### TASK DIRECTIONS
Copy each line that contains the word "pattern".

### Records contained in a dataset
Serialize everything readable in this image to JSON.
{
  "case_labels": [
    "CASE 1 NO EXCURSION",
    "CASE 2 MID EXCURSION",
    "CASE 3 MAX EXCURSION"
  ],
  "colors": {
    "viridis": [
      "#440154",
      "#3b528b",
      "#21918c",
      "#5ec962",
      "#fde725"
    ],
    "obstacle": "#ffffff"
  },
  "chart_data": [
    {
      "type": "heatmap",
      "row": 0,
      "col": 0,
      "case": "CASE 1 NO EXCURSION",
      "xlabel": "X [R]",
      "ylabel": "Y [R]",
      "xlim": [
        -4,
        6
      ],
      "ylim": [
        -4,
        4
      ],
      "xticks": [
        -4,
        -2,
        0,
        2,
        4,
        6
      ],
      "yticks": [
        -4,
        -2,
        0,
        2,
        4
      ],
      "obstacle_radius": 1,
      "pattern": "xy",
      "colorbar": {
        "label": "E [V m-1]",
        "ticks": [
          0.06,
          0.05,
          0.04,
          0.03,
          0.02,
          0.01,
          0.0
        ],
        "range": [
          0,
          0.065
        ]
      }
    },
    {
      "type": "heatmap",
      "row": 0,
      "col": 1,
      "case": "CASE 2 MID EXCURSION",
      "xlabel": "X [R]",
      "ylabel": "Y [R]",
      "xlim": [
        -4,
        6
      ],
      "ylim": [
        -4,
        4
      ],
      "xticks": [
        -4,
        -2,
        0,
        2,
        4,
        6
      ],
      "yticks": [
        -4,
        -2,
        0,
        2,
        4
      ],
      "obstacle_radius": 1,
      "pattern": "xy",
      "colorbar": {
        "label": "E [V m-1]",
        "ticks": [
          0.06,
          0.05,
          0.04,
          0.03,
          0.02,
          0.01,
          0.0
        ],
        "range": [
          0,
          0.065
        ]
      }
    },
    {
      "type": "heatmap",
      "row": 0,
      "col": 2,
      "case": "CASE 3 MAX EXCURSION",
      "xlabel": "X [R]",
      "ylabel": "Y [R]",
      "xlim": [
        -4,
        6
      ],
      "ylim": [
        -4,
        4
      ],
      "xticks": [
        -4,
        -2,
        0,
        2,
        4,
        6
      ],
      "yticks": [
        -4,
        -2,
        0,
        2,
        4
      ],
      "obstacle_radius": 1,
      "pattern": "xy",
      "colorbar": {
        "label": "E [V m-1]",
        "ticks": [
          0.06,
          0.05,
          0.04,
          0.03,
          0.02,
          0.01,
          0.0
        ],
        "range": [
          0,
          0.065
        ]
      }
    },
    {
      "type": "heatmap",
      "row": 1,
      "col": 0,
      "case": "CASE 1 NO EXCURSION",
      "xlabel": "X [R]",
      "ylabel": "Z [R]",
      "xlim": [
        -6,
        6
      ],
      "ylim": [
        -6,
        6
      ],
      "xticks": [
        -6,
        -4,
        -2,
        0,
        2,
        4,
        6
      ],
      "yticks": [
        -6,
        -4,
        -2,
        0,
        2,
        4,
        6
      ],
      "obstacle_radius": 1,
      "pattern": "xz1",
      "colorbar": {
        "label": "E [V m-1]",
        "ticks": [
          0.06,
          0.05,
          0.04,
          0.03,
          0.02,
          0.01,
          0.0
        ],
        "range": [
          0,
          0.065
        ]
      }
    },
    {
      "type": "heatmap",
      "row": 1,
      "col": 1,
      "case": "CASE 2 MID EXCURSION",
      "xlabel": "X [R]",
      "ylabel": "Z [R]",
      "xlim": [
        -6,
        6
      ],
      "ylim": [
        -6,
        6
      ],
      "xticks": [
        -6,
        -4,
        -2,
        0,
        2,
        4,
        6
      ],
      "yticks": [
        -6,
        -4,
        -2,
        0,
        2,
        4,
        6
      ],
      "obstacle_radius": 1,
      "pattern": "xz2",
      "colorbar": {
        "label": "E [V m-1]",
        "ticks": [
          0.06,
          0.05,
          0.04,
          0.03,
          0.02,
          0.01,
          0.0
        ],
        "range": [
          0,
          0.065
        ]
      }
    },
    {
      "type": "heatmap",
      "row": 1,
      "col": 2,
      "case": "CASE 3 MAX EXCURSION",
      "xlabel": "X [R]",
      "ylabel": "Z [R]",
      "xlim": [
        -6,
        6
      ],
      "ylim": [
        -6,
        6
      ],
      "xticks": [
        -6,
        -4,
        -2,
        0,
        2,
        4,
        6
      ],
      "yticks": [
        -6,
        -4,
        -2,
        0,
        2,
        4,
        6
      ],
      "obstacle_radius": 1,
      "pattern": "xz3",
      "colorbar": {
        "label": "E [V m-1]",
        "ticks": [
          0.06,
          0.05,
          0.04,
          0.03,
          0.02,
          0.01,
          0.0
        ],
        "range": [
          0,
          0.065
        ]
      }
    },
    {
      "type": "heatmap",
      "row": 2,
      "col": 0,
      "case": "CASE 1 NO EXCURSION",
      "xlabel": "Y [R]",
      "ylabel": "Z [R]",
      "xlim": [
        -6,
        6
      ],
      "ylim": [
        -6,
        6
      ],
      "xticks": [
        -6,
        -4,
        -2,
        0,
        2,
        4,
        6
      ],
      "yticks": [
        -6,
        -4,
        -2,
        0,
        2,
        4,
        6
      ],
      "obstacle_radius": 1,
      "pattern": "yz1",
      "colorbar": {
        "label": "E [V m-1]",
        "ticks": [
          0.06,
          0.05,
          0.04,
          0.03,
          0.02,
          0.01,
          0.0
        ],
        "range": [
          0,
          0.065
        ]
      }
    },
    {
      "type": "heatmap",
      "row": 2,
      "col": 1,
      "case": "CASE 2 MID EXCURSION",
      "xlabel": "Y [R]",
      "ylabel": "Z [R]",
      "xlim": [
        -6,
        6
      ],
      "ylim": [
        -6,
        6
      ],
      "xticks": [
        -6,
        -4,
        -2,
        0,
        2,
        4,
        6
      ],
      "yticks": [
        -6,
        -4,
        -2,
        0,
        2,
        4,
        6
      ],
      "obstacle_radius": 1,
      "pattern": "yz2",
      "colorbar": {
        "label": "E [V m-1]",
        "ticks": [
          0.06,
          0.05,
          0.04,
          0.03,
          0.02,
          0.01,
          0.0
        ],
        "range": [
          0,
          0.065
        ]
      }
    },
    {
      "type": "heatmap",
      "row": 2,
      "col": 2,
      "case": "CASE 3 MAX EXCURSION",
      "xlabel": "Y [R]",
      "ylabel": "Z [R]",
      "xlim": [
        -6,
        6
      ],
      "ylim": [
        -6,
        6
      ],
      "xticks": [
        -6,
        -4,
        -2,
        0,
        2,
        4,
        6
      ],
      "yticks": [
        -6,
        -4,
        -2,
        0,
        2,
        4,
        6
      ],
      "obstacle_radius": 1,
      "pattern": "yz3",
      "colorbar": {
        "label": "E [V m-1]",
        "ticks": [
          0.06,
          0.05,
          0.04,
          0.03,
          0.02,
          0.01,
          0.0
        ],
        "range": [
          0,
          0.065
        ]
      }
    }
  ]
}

### THE OUTPUT
      "pattern": "xy",
      "pattern": "xy",
      "pattern": "xy",
      "pattern": "xz1",
      "pattern": "xz2",
      "pattern": "xz3",
      "pattern": "yz1",
      "pattern": "yz2",
      "pattern": "yz3",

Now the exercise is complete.